A política pública, esclarece Souza (2006), possui diversas definições, podendo-se dizer que se trata desde a escolha do que fazer ou não fazer1, a atuação dos governos e os resultados obtidos por meio dessas ações. Formulação, escolha, implementação, análise e avaliação de políticas públicas estão relacionadas e atuam complementarmente. De acordo com Lima e D’ascenzi (2013, p. 101-102):
A fase da formulação é composta pelos processos de definição e escolha dos problemas que merecem a intervenção estatal, produção de soluções ou alternativas e tomada de decisão. A implementação refere-se à execução das decisões adotadas na etapa prévia. A avaliação consiste na interrogação sobre o impacto da política.
Por essa linha de pensar, dentre os modelos de formulação e análise de políticas públicas, o ciclo da política pública — ao concebê-la como um ciclo deliberativo, constituído pelos estágios da definição da agenda, identificação de alternativas, avaliação das opções, seleção de opções, implementação e avaliação (SOUZA, 2006) — se apresenta adequado para fundamentar a análise e avaliação do resultado de uma política pública.
A prática de conceder asilo em terras estrangeiras, que hoje podemos considerar uma política pública a pessoas que estão fugindo de perseguição, é uma das características mais antigas da civilização. Embora cada época tenha atribuído significados distintos, referências a essa prática foram encontradas em textos escritos há 3.500 anos, durante o florescimento dos antigos grandes impérios do Oriente Médio, como Hitita, Babilônico, Assírio e Egípcio Antigo. O termo refúgio
também aparece na Bíblia, mais especificamente no Antigo Testamento, valendo-se de diversos termos, como refúgio
, asilo
e amparo
(ANNONI; VALDES, 2013).

.....

_Exercício 1_
Na listagem, reescreva as linhas entre a que contém "- job-title: Industrial" e a que contém "- lines-icon: [397, 516, 419, 528]", inclusive, trocando "Top Match" por "Best Match" e mantendo todo o resto igual.

.....

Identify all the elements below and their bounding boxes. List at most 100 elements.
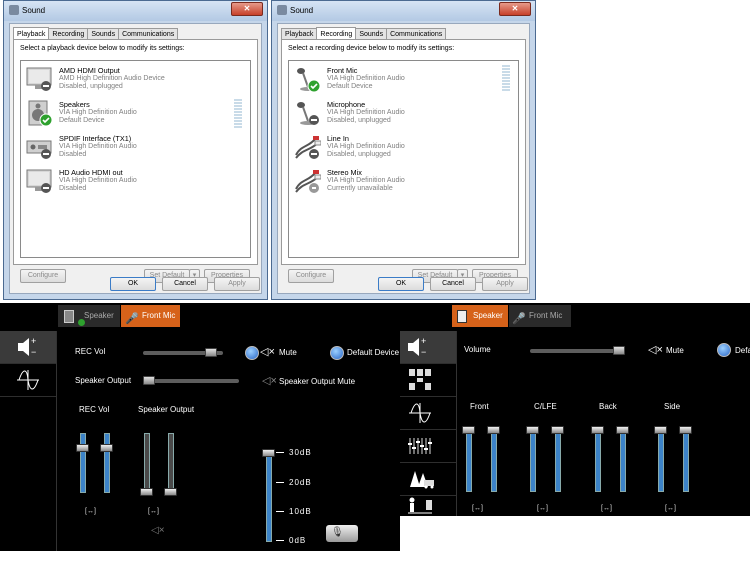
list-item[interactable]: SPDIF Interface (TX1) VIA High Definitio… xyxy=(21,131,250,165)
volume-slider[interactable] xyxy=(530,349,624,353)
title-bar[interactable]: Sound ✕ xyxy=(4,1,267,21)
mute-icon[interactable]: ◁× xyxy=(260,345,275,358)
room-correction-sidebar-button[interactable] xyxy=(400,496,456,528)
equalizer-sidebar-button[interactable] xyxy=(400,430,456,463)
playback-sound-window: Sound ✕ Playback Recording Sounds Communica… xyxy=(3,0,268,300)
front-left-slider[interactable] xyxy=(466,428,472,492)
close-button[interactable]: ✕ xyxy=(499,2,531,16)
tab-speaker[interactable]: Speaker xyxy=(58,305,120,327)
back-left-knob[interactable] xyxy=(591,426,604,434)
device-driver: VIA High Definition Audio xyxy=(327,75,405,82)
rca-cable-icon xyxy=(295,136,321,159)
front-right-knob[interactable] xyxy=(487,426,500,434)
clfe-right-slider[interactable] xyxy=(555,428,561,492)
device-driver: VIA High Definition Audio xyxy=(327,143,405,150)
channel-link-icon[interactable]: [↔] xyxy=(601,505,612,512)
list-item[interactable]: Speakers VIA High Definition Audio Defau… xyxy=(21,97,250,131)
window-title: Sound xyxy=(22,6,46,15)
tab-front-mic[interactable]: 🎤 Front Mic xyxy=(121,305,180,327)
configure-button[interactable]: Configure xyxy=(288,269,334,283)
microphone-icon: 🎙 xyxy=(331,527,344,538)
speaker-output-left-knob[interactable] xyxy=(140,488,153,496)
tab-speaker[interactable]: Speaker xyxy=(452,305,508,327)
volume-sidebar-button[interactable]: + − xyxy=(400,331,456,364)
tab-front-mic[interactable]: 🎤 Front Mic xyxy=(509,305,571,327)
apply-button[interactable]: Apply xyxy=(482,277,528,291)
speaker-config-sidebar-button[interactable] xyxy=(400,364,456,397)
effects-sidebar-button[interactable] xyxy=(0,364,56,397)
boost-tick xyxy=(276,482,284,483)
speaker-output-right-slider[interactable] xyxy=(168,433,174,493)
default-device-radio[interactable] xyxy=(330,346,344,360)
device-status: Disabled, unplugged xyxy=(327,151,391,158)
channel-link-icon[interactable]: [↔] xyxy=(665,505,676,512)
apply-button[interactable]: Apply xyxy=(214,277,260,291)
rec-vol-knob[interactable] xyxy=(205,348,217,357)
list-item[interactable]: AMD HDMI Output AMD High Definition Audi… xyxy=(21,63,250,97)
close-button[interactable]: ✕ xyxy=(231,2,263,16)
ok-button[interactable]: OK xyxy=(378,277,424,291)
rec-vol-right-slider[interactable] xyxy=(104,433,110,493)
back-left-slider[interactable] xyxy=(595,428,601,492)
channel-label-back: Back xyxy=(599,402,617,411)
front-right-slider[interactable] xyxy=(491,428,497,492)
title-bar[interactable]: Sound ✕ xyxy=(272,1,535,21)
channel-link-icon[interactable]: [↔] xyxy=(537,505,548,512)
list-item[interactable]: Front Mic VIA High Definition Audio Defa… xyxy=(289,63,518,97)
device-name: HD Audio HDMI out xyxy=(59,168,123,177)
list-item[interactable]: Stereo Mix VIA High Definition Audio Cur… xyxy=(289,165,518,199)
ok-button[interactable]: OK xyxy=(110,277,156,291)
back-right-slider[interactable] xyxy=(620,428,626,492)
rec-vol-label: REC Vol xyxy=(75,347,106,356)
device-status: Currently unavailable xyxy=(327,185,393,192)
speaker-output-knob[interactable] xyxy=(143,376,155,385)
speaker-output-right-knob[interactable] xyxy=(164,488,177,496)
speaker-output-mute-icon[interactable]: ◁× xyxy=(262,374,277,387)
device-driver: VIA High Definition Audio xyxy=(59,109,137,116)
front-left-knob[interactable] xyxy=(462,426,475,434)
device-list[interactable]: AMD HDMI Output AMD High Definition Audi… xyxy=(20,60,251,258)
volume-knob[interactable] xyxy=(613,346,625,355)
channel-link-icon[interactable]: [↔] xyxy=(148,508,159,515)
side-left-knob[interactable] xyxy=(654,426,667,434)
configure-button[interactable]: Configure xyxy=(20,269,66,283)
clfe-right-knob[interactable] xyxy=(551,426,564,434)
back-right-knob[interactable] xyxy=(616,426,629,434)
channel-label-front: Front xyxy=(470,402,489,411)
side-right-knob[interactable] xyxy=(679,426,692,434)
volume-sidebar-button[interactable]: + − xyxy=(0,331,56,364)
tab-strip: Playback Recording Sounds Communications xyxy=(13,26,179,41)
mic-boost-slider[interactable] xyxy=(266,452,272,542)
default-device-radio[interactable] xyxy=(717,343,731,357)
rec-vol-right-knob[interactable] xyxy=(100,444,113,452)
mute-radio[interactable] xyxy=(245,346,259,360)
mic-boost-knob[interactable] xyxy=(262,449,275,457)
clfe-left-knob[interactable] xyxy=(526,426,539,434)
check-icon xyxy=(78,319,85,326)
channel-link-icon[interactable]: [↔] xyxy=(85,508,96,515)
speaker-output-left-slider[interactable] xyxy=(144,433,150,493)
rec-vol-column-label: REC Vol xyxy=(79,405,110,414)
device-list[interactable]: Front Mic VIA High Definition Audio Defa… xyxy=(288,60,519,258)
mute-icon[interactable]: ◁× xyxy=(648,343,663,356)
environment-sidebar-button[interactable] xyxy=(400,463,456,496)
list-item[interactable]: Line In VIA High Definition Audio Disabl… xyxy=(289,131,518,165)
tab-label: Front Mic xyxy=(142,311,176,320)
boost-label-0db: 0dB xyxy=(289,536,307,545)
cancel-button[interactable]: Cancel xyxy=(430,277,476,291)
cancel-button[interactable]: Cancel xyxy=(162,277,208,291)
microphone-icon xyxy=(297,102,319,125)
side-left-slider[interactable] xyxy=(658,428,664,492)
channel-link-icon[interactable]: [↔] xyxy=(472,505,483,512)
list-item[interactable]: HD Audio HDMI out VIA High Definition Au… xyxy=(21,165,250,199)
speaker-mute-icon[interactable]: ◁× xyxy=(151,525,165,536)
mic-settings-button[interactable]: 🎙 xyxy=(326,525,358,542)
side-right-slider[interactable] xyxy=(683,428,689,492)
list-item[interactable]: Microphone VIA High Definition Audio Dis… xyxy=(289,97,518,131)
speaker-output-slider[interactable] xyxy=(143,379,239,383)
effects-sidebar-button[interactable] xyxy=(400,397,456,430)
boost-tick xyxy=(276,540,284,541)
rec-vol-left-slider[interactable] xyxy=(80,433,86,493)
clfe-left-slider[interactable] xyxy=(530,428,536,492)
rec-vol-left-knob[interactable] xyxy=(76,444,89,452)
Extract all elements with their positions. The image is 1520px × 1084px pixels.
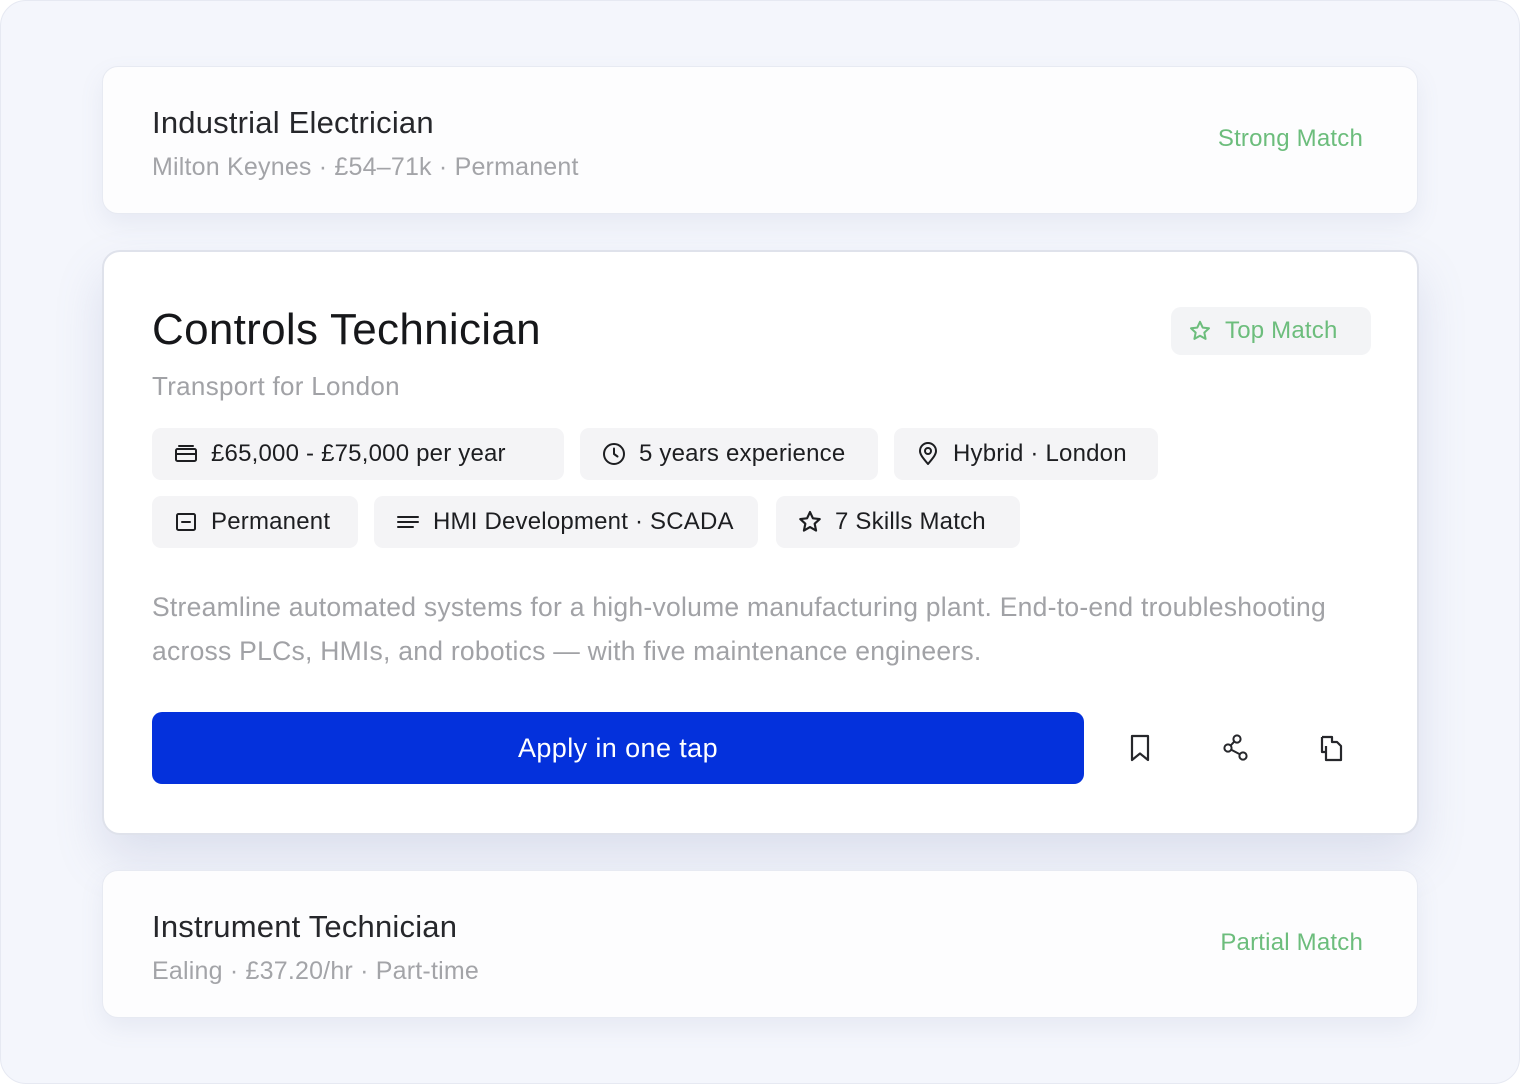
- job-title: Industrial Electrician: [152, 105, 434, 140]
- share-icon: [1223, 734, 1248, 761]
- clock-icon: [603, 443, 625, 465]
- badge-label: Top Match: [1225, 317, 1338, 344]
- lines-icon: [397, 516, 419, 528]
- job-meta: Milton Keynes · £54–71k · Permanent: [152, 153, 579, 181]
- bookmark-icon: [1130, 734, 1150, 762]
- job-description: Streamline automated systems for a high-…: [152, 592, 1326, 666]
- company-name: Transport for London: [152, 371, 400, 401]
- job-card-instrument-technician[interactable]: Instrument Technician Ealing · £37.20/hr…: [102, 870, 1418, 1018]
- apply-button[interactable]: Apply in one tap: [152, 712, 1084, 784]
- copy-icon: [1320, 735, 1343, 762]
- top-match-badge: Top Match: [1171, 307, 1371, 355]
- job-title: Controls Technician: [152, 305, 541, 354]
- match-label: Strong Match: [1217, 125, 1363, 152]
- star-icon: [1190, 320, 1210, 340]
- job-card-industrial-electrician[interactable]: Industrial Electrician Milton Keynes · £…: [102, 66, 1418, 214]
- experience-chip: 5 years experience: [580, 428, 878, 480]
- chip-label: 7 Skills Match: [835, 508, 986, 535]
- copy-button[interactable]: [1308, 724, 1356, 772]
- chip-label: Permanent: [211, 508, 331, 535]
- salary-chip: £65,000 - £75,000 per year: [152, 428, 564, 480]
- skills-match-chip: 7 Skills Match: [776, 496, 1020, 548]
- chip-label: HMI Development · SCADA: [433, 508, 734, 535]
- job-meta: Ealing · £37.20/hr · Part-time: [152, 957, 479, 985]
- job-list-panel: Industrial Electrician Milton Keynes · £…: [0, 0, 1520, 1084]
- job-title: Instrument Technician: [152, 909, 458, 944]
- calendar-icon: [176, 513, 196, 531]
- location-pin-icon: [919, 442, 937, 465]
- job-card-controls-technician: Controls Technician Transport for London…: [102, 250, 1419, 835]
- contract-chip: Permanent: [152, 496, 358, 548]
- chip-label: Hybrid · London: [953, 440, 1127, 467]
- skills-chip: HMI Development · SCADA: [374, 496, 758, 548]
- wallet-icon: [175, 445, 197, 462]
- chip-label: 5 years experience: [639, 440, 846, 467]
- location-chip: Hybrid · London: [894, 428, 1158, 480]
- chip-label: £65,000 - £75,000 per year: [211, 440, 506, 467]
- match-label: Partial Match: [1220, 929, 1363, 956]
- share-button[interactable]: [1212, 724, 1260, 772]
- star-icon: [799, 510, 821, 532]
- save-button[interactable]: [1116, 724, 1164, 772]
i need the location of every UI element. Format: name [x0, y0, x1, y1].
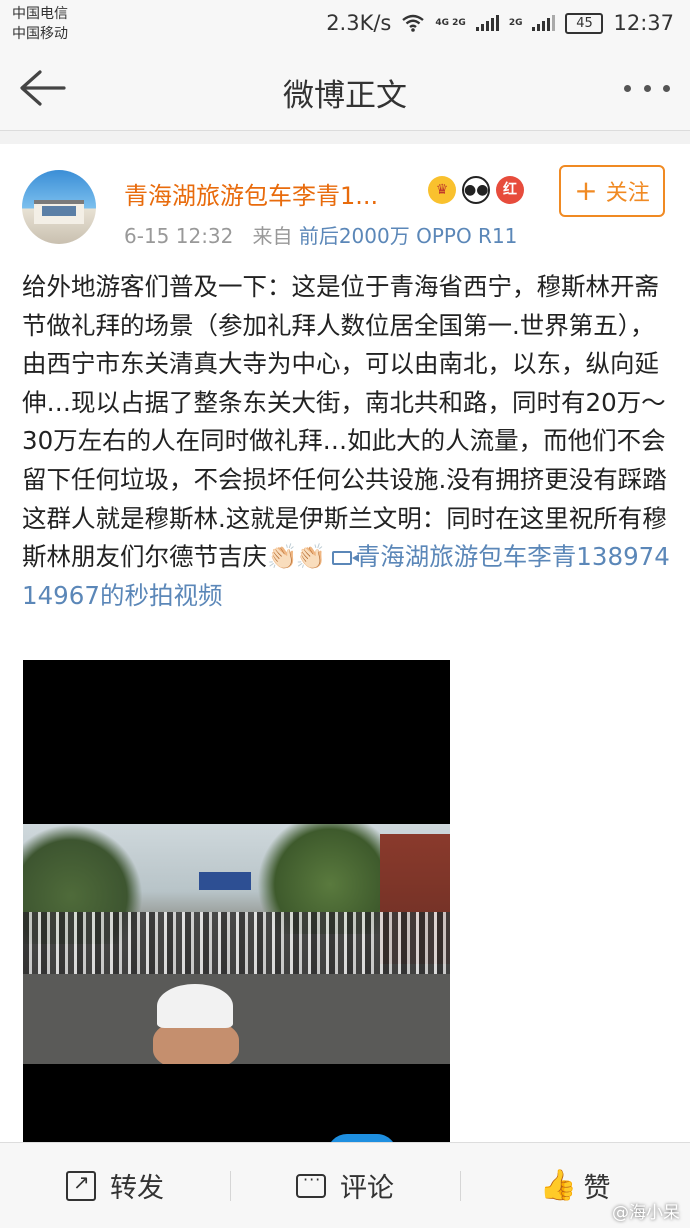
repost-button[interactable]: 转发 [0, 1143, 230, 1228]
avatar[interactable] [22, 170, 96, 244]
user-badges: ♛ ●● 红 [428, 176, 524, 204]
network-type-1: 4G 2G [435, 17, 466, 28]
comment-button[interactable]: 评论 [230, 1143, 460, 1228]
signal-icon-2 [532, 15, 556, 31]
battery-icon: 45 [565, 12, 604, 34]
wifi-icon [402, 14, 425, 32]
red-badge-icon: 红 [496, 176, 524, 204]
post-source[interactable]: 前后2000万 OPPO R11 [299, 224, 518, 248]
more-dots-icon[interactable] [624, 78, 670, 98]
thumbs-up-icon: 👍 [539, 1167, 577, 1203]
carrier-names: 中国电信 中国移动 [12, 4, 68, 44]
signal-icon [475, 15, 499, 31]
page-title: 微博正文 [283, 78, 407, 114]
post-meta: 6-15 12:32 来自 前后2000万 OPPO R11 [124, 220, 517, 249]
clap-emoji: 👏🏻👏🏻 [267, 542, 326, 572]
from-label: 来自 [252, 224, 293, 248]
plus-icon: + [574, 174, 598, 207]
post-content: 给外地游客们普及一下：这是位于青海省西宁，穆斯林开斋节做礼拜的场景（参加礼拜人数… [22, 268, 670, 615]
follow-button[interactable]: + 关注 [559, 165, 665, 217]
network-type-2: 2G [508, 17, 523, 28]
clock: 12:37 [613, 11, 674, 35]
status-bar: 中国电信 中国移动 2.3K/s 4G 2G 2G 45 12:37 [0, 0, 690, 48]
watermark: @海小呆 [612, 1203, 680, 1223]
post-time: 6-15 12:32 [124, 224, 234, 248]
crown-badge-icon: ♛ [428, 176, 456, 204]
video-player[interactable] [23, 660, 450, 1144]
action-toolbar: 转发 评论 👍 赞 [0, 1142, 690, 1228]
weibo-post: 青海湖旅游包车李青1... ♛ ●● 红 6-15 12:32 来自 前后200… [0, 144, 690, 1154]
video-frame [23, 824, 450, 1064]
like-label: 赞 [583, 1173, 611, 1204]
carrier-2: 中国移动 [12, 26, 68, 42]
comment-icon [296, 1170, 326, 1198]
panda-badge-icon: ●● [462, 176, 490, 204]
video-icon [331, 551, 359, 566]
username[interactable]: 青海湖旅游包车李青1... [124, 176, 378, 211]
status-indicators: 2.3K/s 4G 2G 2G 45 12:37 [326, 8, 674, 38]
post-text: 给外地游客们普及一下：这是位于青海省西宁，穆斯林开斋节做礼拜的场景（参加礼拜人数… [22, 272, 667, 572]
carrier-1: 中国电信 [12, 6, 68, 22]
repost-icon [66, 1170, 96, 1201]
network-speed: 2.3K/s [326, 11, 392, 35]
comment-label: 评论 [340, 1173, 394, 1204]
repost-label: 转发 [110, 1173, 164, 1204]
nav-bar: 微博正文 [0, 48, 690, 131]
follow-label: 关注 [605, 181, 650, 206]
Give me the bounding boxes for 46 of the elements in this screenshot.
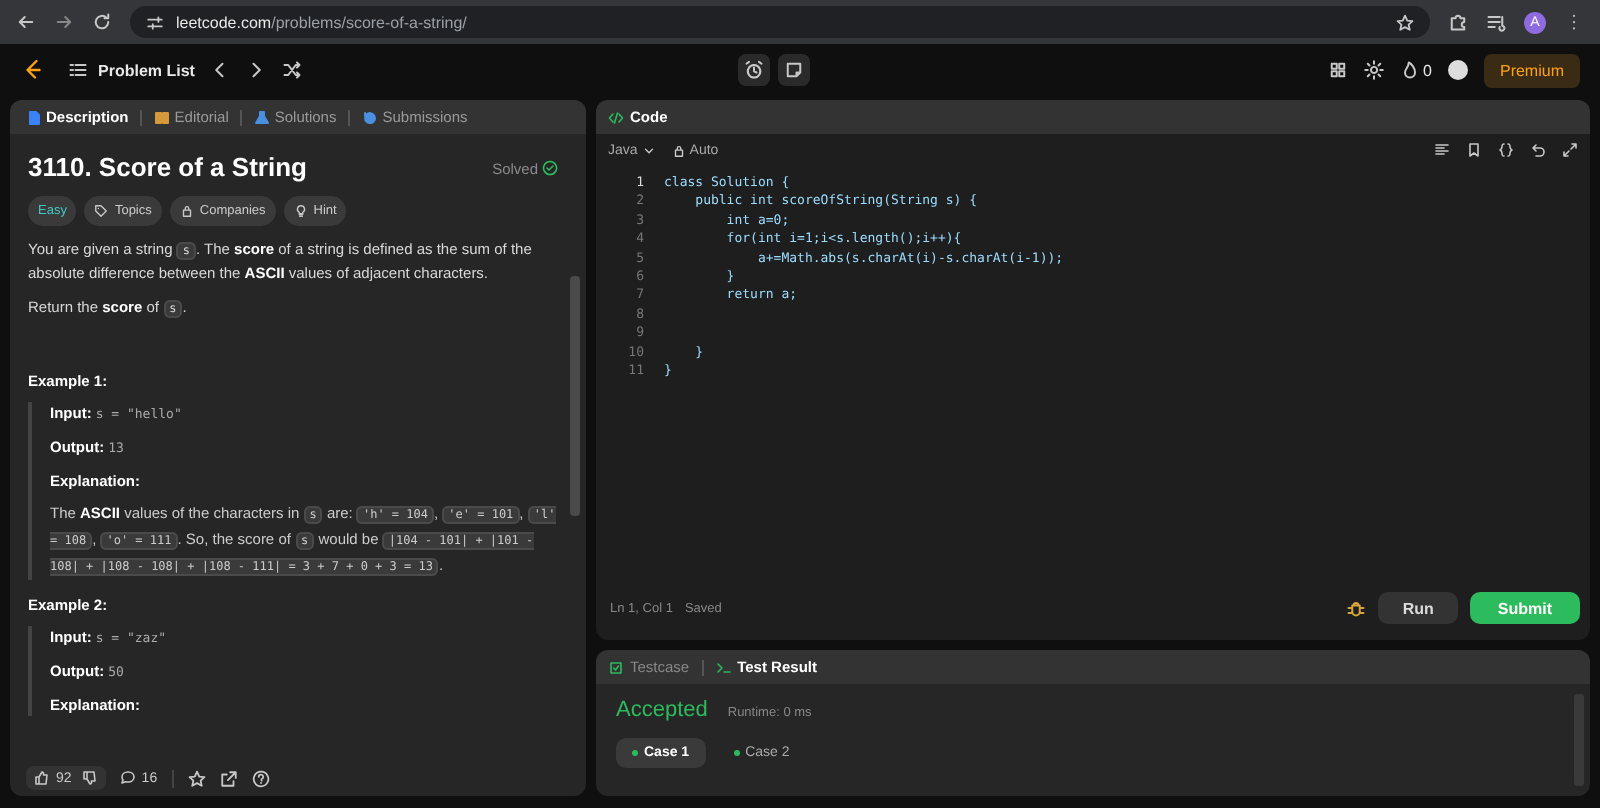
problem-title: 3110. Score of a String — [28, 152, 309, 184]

.....

_Exercício 2_
Segundo o trecho sobre políticas públicas e asilo, há quantos anos foram escritos os textos em que se encontraram referências à prática de conceder asilo?

_Resposta completa 1_
- job-title: Industrial Electrician: [152, 105, 434, 140]
- share-icon: [1223, 734, 1248, 761]
- clock-icon: [603, 443, 625, 465]
- badge-label: Best Match: [1225, 317, 1338, 344]
- lines-icon: [397, 516, 419, 528]

_Resposta completa 2_
Foram escritos há 3.500 anos.